_Stored items_:

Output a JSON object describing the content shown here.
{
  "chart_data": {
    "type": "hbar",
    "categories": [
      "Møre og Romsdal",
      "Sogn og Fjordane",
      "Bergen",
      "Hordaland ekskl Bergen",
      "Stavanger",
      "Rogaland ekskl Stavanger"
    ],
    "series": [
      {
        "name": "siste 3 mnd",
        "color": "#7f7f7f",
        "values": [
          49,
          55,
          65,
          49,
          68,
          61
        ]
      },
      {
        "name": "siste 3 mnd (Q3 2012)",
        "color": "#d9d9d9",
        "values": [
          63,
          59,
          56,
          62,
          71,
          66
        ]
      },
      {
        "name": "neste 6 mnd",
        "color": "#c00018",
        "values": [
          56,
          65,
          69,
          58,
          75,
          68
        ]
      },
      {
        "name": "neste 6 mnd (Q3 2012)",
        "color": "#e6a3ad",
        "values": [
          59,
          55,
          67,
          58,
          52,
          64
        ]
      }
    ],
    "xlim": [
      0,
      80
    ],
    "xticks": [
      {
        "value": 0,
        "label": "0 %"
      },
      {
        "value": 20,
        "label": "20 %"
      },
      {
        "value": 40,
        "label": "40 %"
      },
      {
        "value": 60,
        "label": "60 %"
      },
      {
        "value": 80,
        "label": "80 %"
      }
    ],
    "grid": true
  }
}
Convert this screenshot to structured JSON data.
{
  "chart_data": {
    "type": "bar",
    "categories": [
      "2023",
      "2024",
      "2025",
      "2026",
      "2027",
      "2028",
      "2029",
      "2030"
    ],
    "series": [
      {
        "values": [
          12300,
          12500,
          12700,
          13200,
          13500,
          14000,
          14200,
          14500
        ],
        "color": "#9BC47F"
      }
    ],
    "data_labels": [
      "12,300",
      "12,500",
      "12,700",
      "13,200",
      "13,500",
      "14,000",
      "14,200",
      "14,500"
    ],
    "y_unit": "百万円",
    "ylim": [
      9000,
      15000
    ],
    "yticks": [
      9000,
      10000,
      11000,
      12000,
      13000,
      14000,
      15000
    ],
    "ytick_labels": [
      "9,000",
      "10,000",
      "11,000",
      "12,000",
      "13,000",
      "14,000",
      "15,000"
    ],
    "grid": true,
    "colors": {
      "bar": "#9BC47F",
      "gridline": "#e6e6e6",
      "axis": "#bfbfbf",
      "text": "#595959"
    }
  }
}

_WHAT THIS TASK INVOLVES_: Scan the records above for the string "ekskl", then select every line that holds it.

_SOLUTION FOR THIS EXERCISE_:
      "Hordaland ekskl Bergen",
      "Rogaland ekskl Stavanger"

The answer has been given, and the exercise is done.